• **DATA FOR THIS TASK**
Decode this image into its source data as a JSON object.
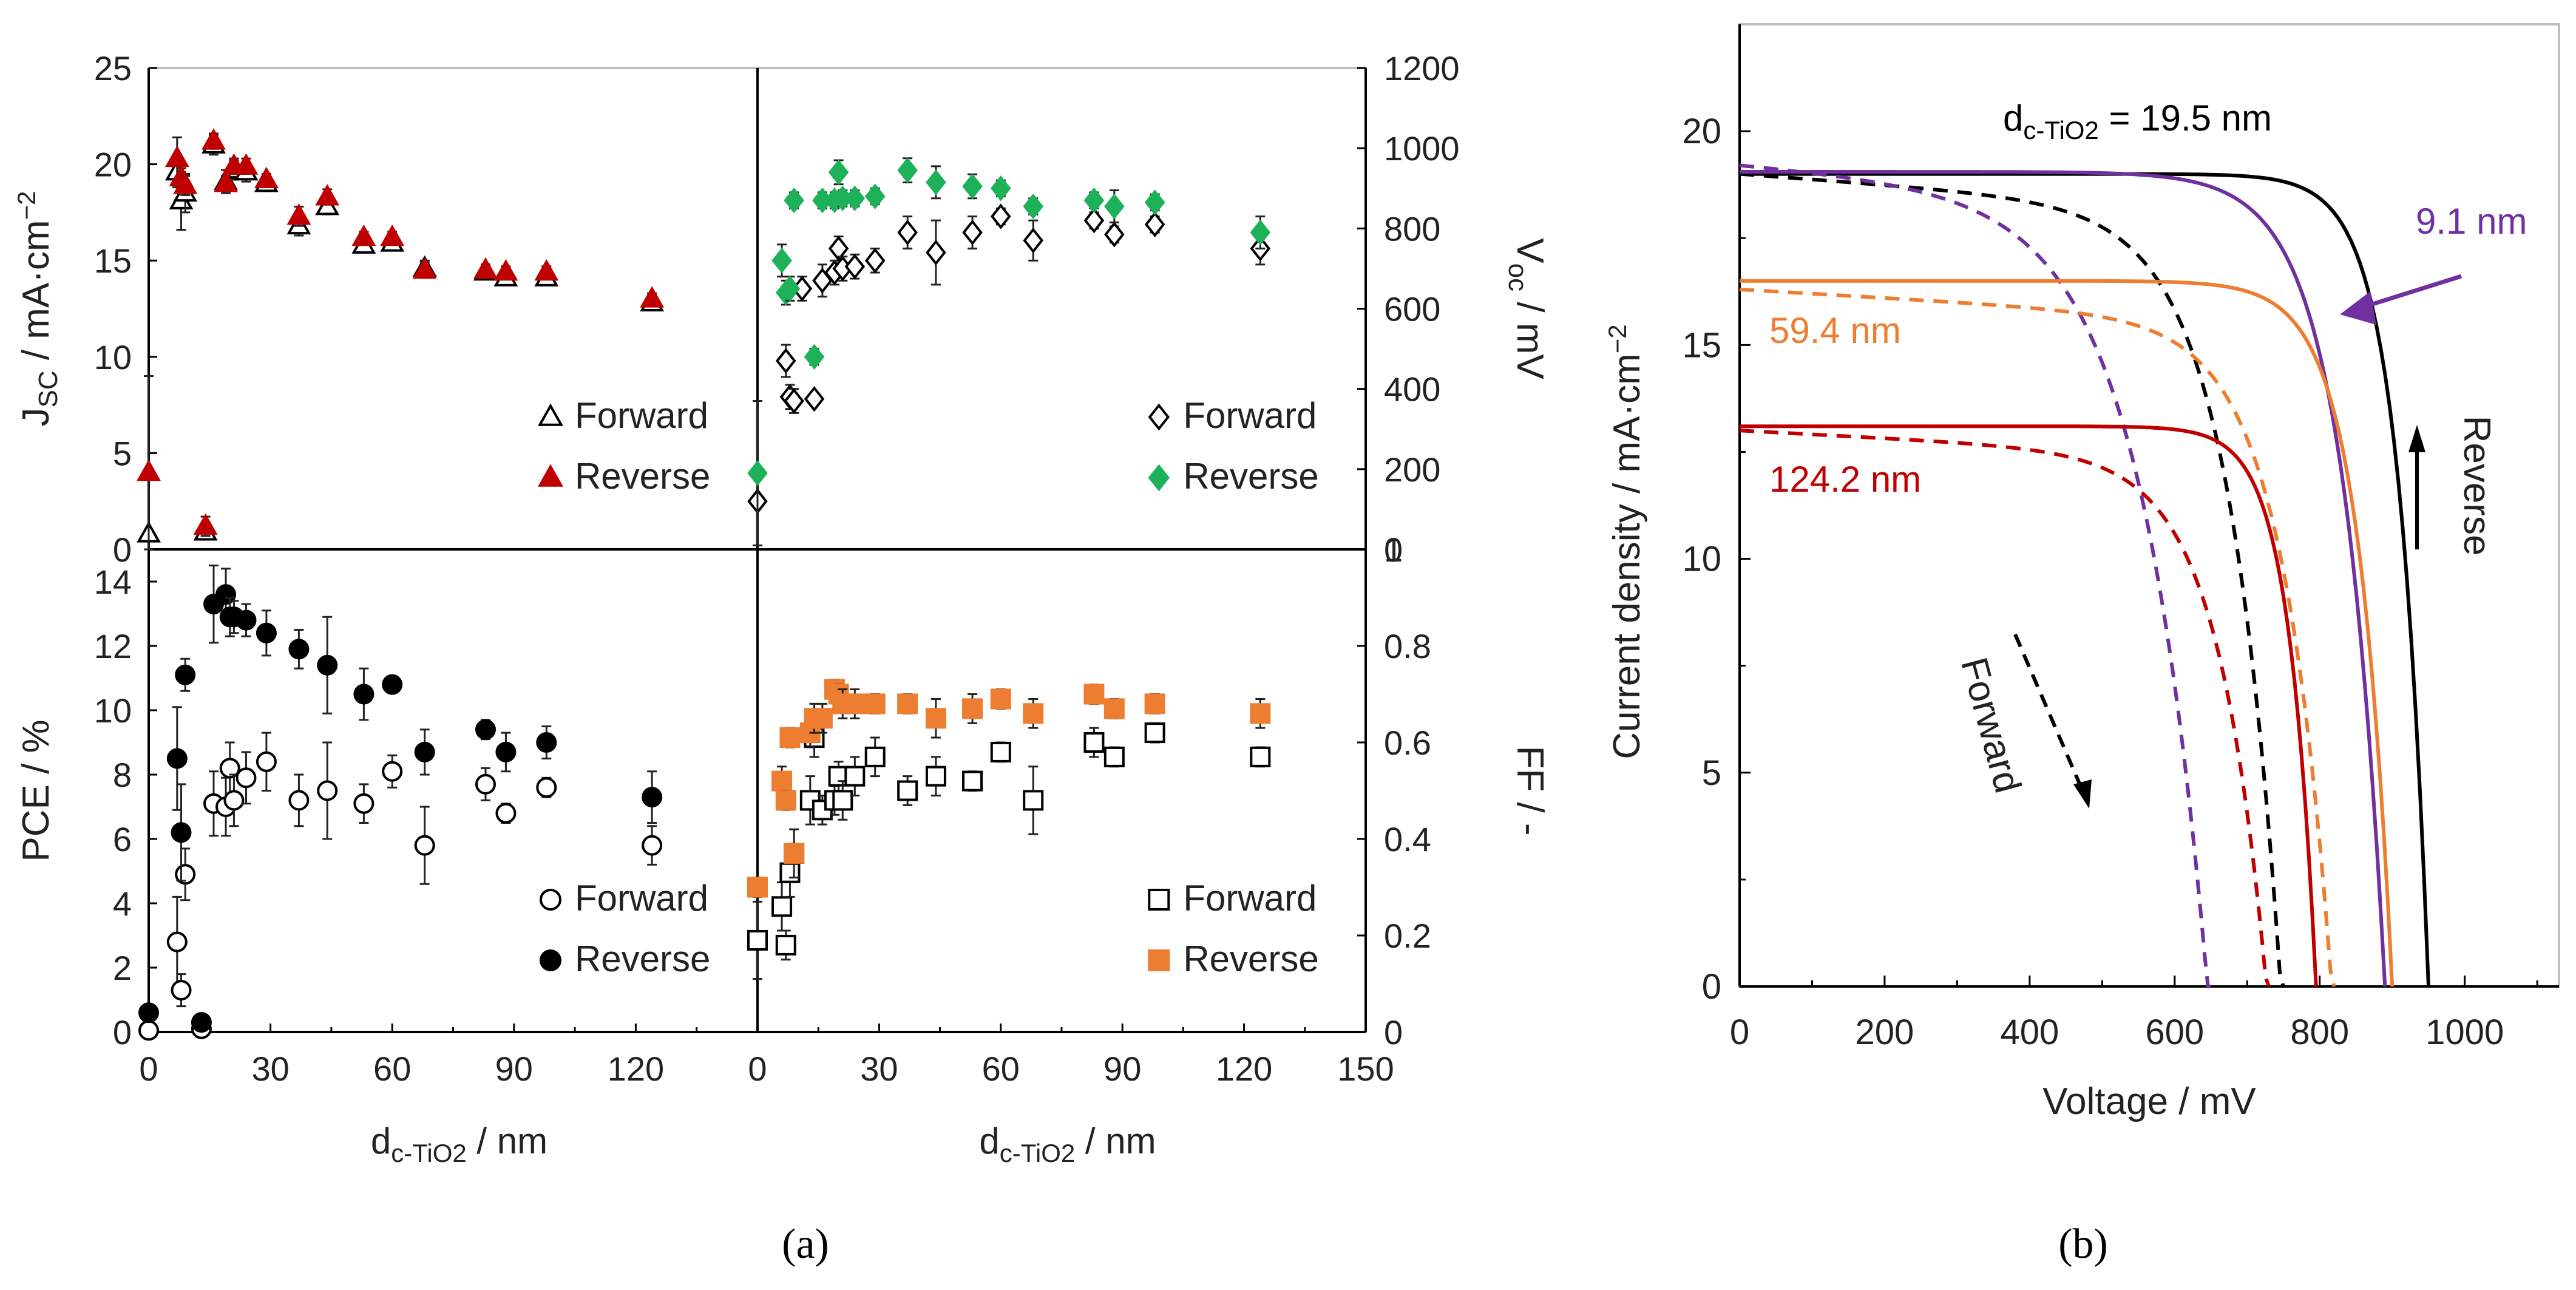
{
  "figure": {
    "panel_a_label": "(a)",
    "panel_b_label": "(b)"
  },
  "colors": {
    "red": "#c00000",
    "green": "#1db25a",
    "orange": "#ed7d31",
    "purple": "#7030a0",
    "black": "#000000"
  },
  "chart_data": [
    {
      "id": "jsc",
      "type": "scatter",
      "panel": "a",
      "position": "top-left",
      "ylabel_main": "J",
      "ylabel_sub": "SC",
      "ylabel_rest": " / mA·cm",
      "ylabel_sup": "−2",
      "ylim": [
        0,
        25
      ],
      "yticks": [
        "0",
        "5",
        "10",
        "15",
        "20",
        "25"
      ],
      "xlim": [
        0,
        150
      ],
      "series": [
        {
          "name": "Forward",
          "marker": "triangle-open",
          "color": "#000000",
          "x": [
            0,
            7,
            8,
            9,
            14,
            16,
            19,
            21,
            24,
            29,
            37,
            44,
            53,
            60,
            68,
            83,
            88,
            98,
            124
          ],
          "y": [
            0.8,
            19.6,
            18.1,
            18.5,
            0.9,
            21.0,
            19.1,
            19.7,
            19.6,
            19.0,
            16.8,
            17.8,
            15.8,
            15.9,
            14.6,
            14.4,
            14.1,
            14.1,
            12.8
          ],
          "err": [
            0,
            0.8,
            1.5,
            1.0,
            0,
            0.5,
            0.6,
            0.5,
            0.5,
            0.4,
            0.5,
            0.4,
            0.3,
            0.3,
            0.4,
            0.3,
            0.3,
            0.3,
            0.3
          ]
        },
        {
          "name": "Reverse",
          "marker": "triangle-filled",
          "color": "#c00000",
          "x": [
            0,
            7,
            8,
            9,
            14,
            16,
            19,
            21,
            24,
            29,
            37,
            44,
            53,
            60,
            68,
            83,
            88,
            98,
            124
          ],
          "y": [
            4.0,
            20.3,
            19.3,
            18.9,
            1.2,
            21.2,
            19.0,
            19.9,
            19.9,
            19.2,
            17.3,
            18.3,
            16.2,
            16.2,
            14.5,
            14.5,
            14.4,
            14.4,
            13.0
          ],
          "err": [
            5.0,
            1.1,
            0.5,
            0.5,
            0.5,
            0.4,
            0.4,
            0.4,
            0.4,
            0.3,
            0.5,
            0.4,
            0.3,
            0.3,
            0.4,
            0.3,
            0.3,
            0.3,
            0.3
          ]
        }
      ],
      "legend": [
        {
          "label": "Forward",
          "marker": "triangle-open",
          "color": "#000000"
        },
        {
          "label": "Reverse",
          "marker": "triangle-filled",
          "color": "#c00000"
        }
      ],
      "legend_placement": "bottom-right"
    },
    {
      "id": "voc",
      "type": "scatter",
      "panel": "a",
      "position": "top-right",
      "ylabel_main": "V",
      "ylabel_sub": "oc",
      "ylabel_rest": " / mV",
      "ylim": [
        0,
        1200
      ],
      "yticks": [
        "0",
        "200",
        "400",
        "600",
        "800",
        "1000",
        "1200"
      ],
      "xlim": [
        0,
        150
      ],
      "series": [
        {
          "name": "Forward",
          "marker": "diamond-open",
          "color": "#000000",
          "x": [
            0,
            7,
            8,
            9,
            11,
            14,
            16,
            19,
            20,
            21,
            24,
            29,
            37,
            44,
            53,
            60,
            68,
            83,
            88,
            98,
            124
          ],
          "y": [
            120,
            470,
            380,
            370,
            650,
            375,
            670,
            690,
            750,
            700,
            705,
            720,
            790,
            740,
            790,
            830,
            770,
            820,
            785,
            810,
            750
          ],
          "err": [
            0,
            40,
            30,
            30,
            30,
            0,
            40,
            30,
            30,
            30,
            30,
            30,
            40,
            80,
            40,
            20,
            50,
            20,
            20,
            20,
            40
          ]
        },
        {
          "name": "Reverse",
          "marker": "diamond-filled",
          "color": "#1db25a",
          "x": [
            0,
            6,
            7,
            8,
            9,
            14,
            16,
            19,
            20,
            21,
            24,
            29,
            37,
            44,
            53,
            60,
            68,
            83,
            88,
            98,
            124
          ],
          "y": [
            190,
            720,
            640,
            650,
            870,
            480,
            870,
            870,
            940,
            875,
            875,
            880,
            945,
            915,
            905,
            900,
            855,
            870,
            855,
            865,
            790
          ],
          "err": [
            180,
            40,
            30,
            30,
            20,
            20,
            20,
            20,
            30,
            20,
            20,
            20,
            30,
            40,
            30,
            20,
            20,
            20,
            40,
            20,
            40
          ]
        }
      ],
      "legend": [
        {
          "label": "Forward",
          "marker": "diamond-open",
          "color": "#000000"
        },
        {
          "label": "Reverse",
          "marker": "diamond-filled",
          "color": "#1db25a"
        }
      ],
      "legend_placement": "bottom-right"
    },
    {
      "id": "pce",
      "type": "scatter",
      "panel": "a",
      "position": "bottom-left",
      "ylabel_main": "PCE / %",
      "xlabel_main": "d",
      "xlabel_sub": "c-TiO2",
      "xlabel_rest": " / nm",
      "ylim": [
        0,
        15
      ],
      "yticks": [
        "0",
        "2",
        "4",
        "6",
        "8",
        "10",
        "12",
        "14"
      ],
      "xlim": [
        0,
        150
      ],
      "xticks": [
        "0",
        "30",
        "60",
        "90",
        "120"
      ],
      "series": [
        {
          "name": "Forward",
          "marker": "circle-open",
          "color": "#000000",
          "x": [
            0,
            7,
            8,
            9,
            13,
            16,
            19,
            20,
            21,
            24,
            29,
            37,
            44,
            53,
            60,
            68,
            83,
            88,
            98,
            124
          ],
          "y": [
            0.05,
            2.8,
            1.3,
            4.9,
            0.1,
            7.1,
            7.0,
            8.2,
            7.2,
            7.9,
            8.4,
            7.2,
            7.5,
            7.1,
            8.1,
            5.8,
            7.7,
            6.8,
            7.6,
            5.8
          ],
          "err": [
            0,
            1.4,
            0.5,
            0.8,
            0,
            1.0,
            0.9,
            0.8,
            0.8,
            0.8,
            0.9,
            0.8,
            1.5,
            0.6,
            0.5,
            1.2,
            0.5,
            0.3,
            0.3,
            0.6
          ]
        },
        {
          "name": "Reverse",
          "marker": "circle-filled",
          "color": "#000000",
          "x": [
            0,
            7,
            8,
            9,
            13,
            16,
            19,
            20,
            21,
            24,
            29,
            37,
            44,
            53,
            60,
            68,
            83,
            88,
            98,
            124
          ],
          "y": [
            0.6,
            8.5,
            6.2,
            11.1,
            0.3,
            13.3,
            13.6,
            12.9,
            12.9,
            12.8,
            12.4,
            11.9,
            11.4,
            10.5,
            10.8,
            8.7,
            9.4,
            8.7,
            9.0,
            7.3
          ],
          "err": [
            0,
            1.6,
            1.5,
            0.5,
            0,
            1.2,
            0.8,
            0.6,
            0.5,
            0.5,
            0.7,
            0.6,
            1.5,
            0.8,
            0.2,
            0.7,
            0.3,
            0.6,
            0.5,
            0.8
          ]
        }
      ],
      "legend": [
        {
          "label": "Forward",
          "marker": "circle-open",
          "color": "#000000"
        },
        {
          "label": "Reverse",
          "marker": "circle-filled",
          "color": "#000000"
        }
      ],
      "legend_placement": "bottom-right"
    },
    {
      "id": "ff",
      "type": "scatter",
      "panel": "a",
      "position": "bottom-right",
      "ylabel_main": "FF / -",
      "xlabel_main": "d",
      "xlabel_sub": "c-TiO2",
      "xlabel_rest": " / nm",
      "ylim": [
        0,
        1
      ],
      "yticks": [
        "0",
        "0.2",
        "0.4",
        "0.6",
        "0.8",
        "1"
      ],
      "xlim": [
        0,
        150
      ],
      "xticks": [
        "0",
        "30",
        "60",
        "90",
        "120",
        "150"
      ],
      "series": [
        {
          "name": "Forward",
          "marker": "square-open",
          "color": "#000000",
          "x": [
            0,
            6,
            7,
            8,
            9,
            13,
            14,
            16,
            19,
            20,
            21,
            24,
            29,
            37,
            44,
            53,
            60,
            68,
            83,
            88,
            98,
            124
          ],
          "y": [
            0.19,
            0.26,
            0.18,
            0.33,
            0.37,
            0.48,
            0.61,
            0.46,
            0.48,
            0.53,
            0.48,
            0.53,
            0.57,
            0.5,
            0.53,
            0.52,
            0.58,
            0.48,
            0.6,
            0.57,
            0.62,
            0.57
          ],
          "err": [
            0.08,
            0.05,
            0.03,
            0.05,
            0.05,
            0.05,
            0.04,
            0.03,
            0.03,
            0.03,
            0.04,
            0.04,
            0.04,
            0.03,
            0.04,
            0.02,
            0.02,
            0.07,
            0.03,
            0.02,
            0.02,
            0.02
          ]
        },
        {
          "name": "Reverse",
          "marker": "square-filled",
          "color": "#ed7d31",
          "x": [
            0,
            6,
            7,
            8,
            9,
            13,
            14,
            16,
            19,
            20,
            21,
            24,
            29,
            37,
            44,
            53,
            60,
            68,
            83,
            88,
            98,
            124
          ],
          "y": [
            0.3,
            0.52,
            0.48,
            0.61,
            0.37,
            0.62,
            0.65,
            0.65,
            0.71,
            0.7,
            0.68,
            0.68,
            0.68,
            0.68,
            0.65,
            0.67,
            0.69,
            0.66,
            0.7,
            0.67,
            0.68,
            0.66
          ],
          "err": [
            0.02,
            0.03,
            0.02,
            0.02,
            0.02,
            0.03,
            0.03,
            0.03,
            0.02,
            0.02,
            0.03,
            0.03,
            0.02,
            0.02,
            0.04,
            0.03,
            0.02,
            0.03,
            0.02,
            0.02,
            0.02,
            0.03
          ]
        }
      ],
      "legend": [
        {
          "label": "Forward",
          "marker": "square-open",
          "color": "#000000"
        },
        {
          "label": "Reverse",
          "marker": "square-filled",
          "color": "#ed7d31"
        }
      ],
      "legend_placement": "bottom-right"
    },
    {
      "id": "jv",
      "type": "line",
      "panel": "b",
      "ylabel": "Current density / mA·cm",
      "ylabel_sup": "−2",
      "xlabel": "Voltage / mV",
      "xlim": [
        0,
        1130
      ],
      "ylim": [
        0,
        22.5
      ],
      "xticks": [
        "0",
        "200",
        "400",
        "600",
        "800",
        "1000"
      ],
      "yticks": [
        "0",
        "5",
        "10",
        "15",
        "20"
      ],
      "series": [
        {
          "name": "19.5 nm reverse",
          "color": "#000000",
          "dashed": false,
          "jsc": 19.0,
          "voc": 950,
          "knee": 0.82
        },
        {
          "name": "19.5 nm forward",
          "color": "#000000",
          "dashed": true,
          "jsc": 19.0,
          "voc": 750,
          "knee": 0.55
        },
        {
          "name": "9.1 nm reverse",
          "color": "#7030a0",
          "dashed": false,
          "jsc": 19.05,
          "voc": 890,
          "knee": 0.7
        },
        {
          "name": "9.1 nm forward",
          "color": "#7030a0",
          "dashed": true,
          "jsc": 19.2,
          "voc": 650,
          "knee": 0.3
        },
        {
          "name": "59.4 nm reverse",
          "color": "#ed7d31",
          "dashed": false,
          "jsc": 16.5,
          "voc": 900,
          "knee": 0.78
        },
        {
          "name": "59.4 nm forward",
          "color": "#ed7d31",
          "dashed": true,
          "jsc": 16.3,
          "voc": 820,
          "knee": 0.62
        },
        {
          "name": "124.2 nm reverse",
          "color": "#c00000",
          "dashed": false,
          "jsc": 13.1,
          "voc": 795,
          "knee": 0.82
        },
        {
          "name": "124.2 nm forward",
          "color": "#c00000",
          "dashed": true,
          "jsc": 13.0,
          "voc": 730,
          "knee": 0.58
        }
      ],
      "annotations": {
        "main_label_prefix": "d",
        "main_label_sub": "c-TiO2",
        "main_label_rest": " = 19.5 nm",
        "label_9": "9.1 nm",
        "label_59": "59.4 nm",
        "label_124": "124.2 nm",
        "reverse": "Reverse",
        "forward": "Forward"
      }
    }
  ]
}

• **PROBLEM**
Look for lines containing the string "position" and copy them all.

• **RESPONSE TO THIS EXERCISE**
      "position": "top-left",
      "position": "top-right",
      "position": "bottom-left",
      "position": "bottom-right",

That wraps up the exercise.